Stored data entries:
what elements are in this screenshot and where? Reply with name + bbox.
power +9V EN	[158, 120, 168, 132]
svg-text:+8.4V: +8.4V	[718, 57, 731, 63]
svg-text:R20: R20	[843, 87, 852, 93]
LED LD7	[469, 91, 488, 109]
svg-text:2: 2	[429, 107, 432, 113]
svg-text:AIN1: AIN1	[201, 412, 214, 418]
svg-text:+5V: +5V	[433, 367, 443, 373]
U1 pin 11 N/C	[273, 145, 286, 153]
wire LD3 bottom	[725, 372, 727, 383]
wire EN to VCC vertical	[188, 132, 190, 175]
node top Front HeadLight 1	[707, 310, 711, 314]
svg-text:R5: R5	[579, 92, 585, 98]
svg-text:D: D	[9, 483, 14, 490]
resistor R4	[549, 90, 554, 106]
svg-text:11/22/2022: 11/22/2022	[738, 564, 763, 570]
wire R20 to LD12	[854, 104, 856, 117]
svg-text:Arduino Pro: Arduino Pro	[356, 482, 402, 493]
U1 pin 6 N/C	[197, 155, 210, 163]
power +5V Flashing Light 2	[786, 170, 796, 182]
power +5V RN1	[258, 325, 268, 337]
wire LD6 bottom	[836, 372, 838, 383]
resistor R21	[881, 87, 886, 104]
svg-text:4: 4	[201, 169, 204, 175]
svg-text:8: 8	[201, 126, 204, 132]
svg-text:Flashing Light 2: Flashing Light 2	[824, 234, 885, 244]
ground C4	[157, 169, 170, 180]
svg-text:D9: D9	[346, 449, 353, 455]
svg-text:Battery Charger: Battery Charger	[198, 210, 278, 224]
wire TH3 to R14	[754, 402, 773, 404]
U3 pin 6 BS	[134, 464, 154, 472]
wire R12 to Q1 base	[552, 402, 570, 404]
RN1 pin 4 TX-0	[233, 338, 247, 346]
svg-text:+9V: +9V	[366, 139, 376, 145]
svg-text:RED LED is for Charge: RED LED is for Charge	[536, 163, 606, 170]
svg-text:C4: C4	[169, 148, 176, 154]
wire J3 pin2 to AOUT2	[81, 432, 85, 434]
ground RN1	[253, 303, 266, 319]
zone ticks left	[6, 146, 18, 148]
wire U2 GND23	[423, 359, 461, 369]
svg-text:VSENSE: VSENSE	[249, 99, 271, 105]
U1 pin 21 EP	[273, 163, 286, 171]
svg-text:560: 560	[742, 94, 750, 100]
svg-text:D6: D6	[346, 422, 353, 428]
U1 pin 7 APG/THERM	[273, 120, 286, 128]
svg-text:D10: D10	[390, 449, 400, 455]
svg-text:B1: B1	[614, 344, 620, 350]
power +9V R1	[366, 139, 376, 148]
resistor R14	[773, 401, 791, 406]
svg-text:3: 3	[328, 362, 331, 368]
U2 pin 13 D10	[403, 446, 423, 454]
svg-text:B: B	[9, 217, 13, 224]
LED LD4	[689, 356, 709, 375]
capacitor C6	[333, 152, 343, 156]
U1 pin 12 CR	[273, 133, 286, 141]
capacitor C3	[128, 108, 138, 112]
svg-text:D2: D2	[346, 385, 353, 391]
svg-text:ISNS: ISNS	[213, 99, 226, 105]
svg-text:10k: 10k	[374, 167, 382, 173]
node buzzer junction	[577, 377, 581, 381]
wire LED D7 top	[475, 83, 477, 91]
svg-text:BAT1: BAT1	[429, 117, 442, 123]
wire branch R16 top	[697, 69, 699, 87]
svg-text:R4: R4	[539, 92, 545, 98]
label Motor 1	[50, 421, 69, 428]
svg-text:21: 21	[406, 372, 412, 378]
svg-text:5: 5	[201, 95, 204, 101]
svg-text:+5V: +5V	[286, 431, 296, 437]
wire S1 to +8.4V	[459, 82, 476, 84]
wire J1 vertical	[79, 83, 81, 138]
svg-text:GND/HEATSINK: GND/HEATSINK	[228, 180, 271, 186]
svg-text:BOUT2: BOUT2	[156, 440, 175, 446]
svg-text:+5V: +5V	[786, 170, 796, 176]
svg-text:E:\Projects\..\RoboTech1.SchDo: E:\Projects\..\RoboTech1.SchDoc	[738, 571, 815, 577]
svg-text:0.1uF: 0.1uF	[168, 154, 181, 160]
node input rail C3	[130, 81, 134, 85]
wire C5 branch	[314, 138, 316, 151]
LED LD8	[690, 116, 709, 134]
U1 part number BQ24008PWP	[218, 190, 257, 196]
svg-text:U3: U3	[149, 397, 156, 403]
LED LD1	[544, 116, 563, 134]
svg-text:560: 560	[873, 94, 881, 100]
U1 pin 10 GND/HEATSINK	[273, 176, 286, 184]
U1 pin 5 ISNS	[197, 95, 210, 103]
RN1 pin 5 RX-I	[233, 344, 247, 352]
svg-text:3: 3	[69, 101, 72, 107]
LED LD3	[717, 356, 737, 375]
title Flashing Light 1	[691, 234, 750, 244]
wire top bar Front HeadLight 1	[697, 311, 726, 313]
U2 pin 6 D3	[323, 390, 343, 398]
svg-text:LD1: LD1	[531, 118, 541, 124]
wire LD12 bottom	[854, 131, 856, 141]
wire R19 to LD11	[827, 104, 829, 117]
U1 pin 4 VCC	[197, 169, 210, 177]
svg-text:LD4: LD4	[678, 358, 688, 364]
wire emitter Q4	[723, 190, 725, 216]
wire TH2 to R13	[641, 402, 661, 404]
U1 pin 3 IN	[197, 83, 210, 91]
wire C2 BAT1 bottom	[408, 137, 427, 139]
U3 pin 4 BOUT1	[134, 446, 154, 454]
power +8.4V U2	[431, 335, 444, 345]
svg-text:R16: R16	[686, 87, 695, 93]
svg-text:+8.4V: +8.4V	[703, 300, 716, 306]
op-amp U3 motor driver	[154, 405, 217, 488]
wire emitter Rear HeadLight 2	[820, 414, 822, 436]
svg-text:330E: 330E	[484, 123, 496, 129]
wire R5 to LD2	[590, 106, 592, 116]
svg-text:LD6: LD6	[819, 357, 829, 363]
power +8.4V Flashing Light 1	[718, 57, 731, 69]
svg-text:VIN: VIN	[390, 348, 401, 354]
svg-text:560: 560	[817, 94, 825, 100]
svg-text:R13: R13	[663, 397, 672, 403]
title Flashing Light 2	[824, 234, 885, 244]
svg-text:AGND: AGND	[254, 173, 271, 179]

- _AIM OF THE TASK_: Rewrite every record with "Battery Charger" swapped for "Charging Circuit", changing nothing else.

- _WRITTEN RESPONSE_:
what elements are in this screenshot and where? Reply with name + bbox.
power +9V EN	[158, 120, 168, 132]
svg-text:+8.4V: +8.4V	[718, 57, 731, 63]
svg-text:R20: R20	[843, 87, 852, 93]
LED LD7	[469, 91, 488, 109]
svg-text:2: 2	[429, 107, 432, 113]
svg-text:AIN1: AIN1	[201, 412, 214, 418]
svg-text:+5V: +5V	[433, 367, 443, 373]
U1 pin 11 N/C	[273, 145, 286, 153]
wire LD3 bottom	[725, 372, 727, 383]
wire EN to VCC vertical	[188, 132, 190, 175]
node top Front HeadLight 1	[707, 310, 711, 314]
svg-text:R5: R5	[579, 92, 585, 98]
svg-text:D: D	[9, 483, 14, 490]
resistor R4	[549, 90, 554, 106]
svg-text:11/22/2022: 11/22/2022	[738, 564, 763, 570]
wire R20 to LD12	[854, 104, 856, 117]
svg-text:Arduino Pro: Arduino Pro	[356, 482, 402, 493]
U1 pin 6 N/C	[197, 155, 210, 163]
power +5V Flashing Light 2	[786, 170, 796, 182]
power +5V RN1	[258, 325, 268, 337]
wire LD6 bottom	[836, 372, 838, 383]
resistor R21	[881, 87, 886, 104]
svg-text:4: 4	[201, 169, 204, 175]
svg-text:8: 8	[201, 126, 204, 132]
svg-text:Flashing Light 2: Flashing Light 2	[824, 234, 885, 244]
ground C4	[157, 169, 170, 180]
svg-text:D9: D9	[346, 449, 353, 455]
svg-text:Charging Circuit: Charging Circuit	[198, 210, 278, 224]
wire TH3 to R14	[754, 402, 773, 404]
U3 pin 6 BS	[134, 464, 154, 472]
wire R12 to Q1 base	[552, 402, 570, 404]
RN1 pin 4 TX-0	[233, 338, 247, 346]
svg-text:+9V: +9V	[366, 139, 376, 145]
svg-text:RED LED is for Charge: RED LED is for Charge	[536, 163, 606, 170]
svg-text:C4: C4	[169, 148, 176, 154]
wire J3 pin2 to AOUT2	[81, 432, 85, 434]
ground RN1	[253, 303, 266, 319]
zone ticks left	[6, 146, 18, 148]
wire U2 GND23	[423, 359, 461, 369]
svg-text:VSENSE: VSENSE	[249, 99, 271, 105]
U1 pin 21 EP	[273, 163, 286, 171]
svg-text:560: 560	[742, 94, 750, 100]
svg-text:D6: D6	[346, 422, 353, 428]
U1 pin 7 APG/THERM	[273, 120, 286, 128]
svg-text:D10: D10	[390, 449, 400, 455]
svg-text:B1: B1	[614, 344, 620, 350]
power +9V R1	[366, 139, 376, 148]
resistor R14	[773, 401, 791, 406]
svg-text:3: 3	[328, 362, 331, 368]
U2 pin 13 D10	[403, 446, 423, 454]
svg-text:B: B	[9, 217, 13, 224]
LED LD4	[689, 356, 709, 375]
capacitor C6	[333, 152, 343, 156]
U1 pin 12 CR	[273, 133, 286, 141]
capacitor C3	[128, 108, 138, 112]
svg-text:D2: D2	[346, 385, 353, 391]
svg-text:ISNS: ISNS	[213, 99, 226, 105]
svg-text:10k: 10k	[374, 167, 382, 173]
node buzzer junction	[577, 377, 581, 381]
wire LED D7 top	[475, 83, 477, 91]
svg-text:BAT1: BAT1	[429, 117, 442, 123]
wire branch R16 top	[697, 69, 699, 87]
svg-text:R4: R4	[539, 92, 545, 98]
label Motor 1	[50, 421, 69, 428]
svg-text:21: 21	[406, 372, 412, 378]
svg-text:5: 5	[201, 95, 204, 101]
svg-text:+5V: +5V	[286, 431, 296, 437]
wire S1 to +8.4V	[459, 82, 476, 84]
wire J1 vertical	[79, 83, 81, 138]
svg-text:GND/HEATSINK: GND/HEATSINK	[228, 180, 271, 186]
svg-text:BOUT2: BOUT2	[156, 440, 175, 446]
svg-text:+5V: +5V	[786, 170, 796, 176]
svg-text:E:\Projects\..\RoboTech1.SchDo: E:\Projects\..\RoboTech1.SchDoc	[738, 571, 815, 577]
svg-text:0.1uF: 0.1uF	[168, 154, 181, 160]
node input rail C3	[130, 81, 134, 85]
wire C5 branch	[314, 138, 316, 151]
LED LD8	[690, 116, 709, 134]
U1 part number BQ24008PWP	[218, 190, 257, 196]
svg-text:U3: U3	[149, 397, 156, 403]
LED LD1	[544, 116, 563, 134]
svg-text:560: 560	[873, 94, 881, 100]
U1 pin 10 GND/HEATSINK	[273, 176, 286, 184]
U1 pin 5 ISNS	[197, 95, 210, 103]
RN1 pin 5 RX-I	[233, 344, 247, 352]
svg-text:3: 3	[69, 101, 72, 107]
LED LD3	[717, 356, 737, 375]
title Flashing Light 1	[691, 234, 750, 244]
wire top bar Front HeadLight 1	[697, 311, 726, 313]
U2 pin 6 D3	[323, 390, 343, 398]
svg-text:LD1: LD1	[531, 118, 541, 124]
wire LD12 bottom	[854, 131, 856, 141]
wire R19 to LD11	[827, 104, 829, 117]
U1 pin 4 VCC	[197, 169, 210, 177]
svg-text:LD4: LD4	[678, 358, 688, 364]
wire emitter Q4	[723, 190, 725, 216]
wire TH2 to R13	[641, 402, 661, 404]
U1 pin 3 IN	[197, 83, 210, 91]
wire C2 BAT1 bottom	[408, 137, 427, 139]
U3 pin 4 BOUT1	[134, 446, 154, 454]
power +8.4V U2	[431, 335, 444, 345]
svg-text:R16: R16	[686, 87, 695, 93]
svg-text:+8.4V: +8.4V	[703, 300, 716, 306]
op-amp U3 motor driver	[154, 405, 217, 488]
wire emitter Rear HeadLight 2	[820, 414, 822, 436]
svg-text:330E: 330E	[484, 123, 496, 129]
wire R5 to LD2	[590, 106, 592, 116]
svg-text:LD6: LD6	[819, 357, 829, 363]
power +8.4V Flashing Light 1	[718, 57, 731, 69]
svg-text:VIN: VIN	[390, 348, 401, 354]
svg-text:560: 560	[817, 94, 825, 100]
svg-text:R13: R13	[663, 397, 672, 403]
title Flashing Light 2	[824, 234, 885, 244]
svg-text:AGND: AGND	[254, 173, 271, 179]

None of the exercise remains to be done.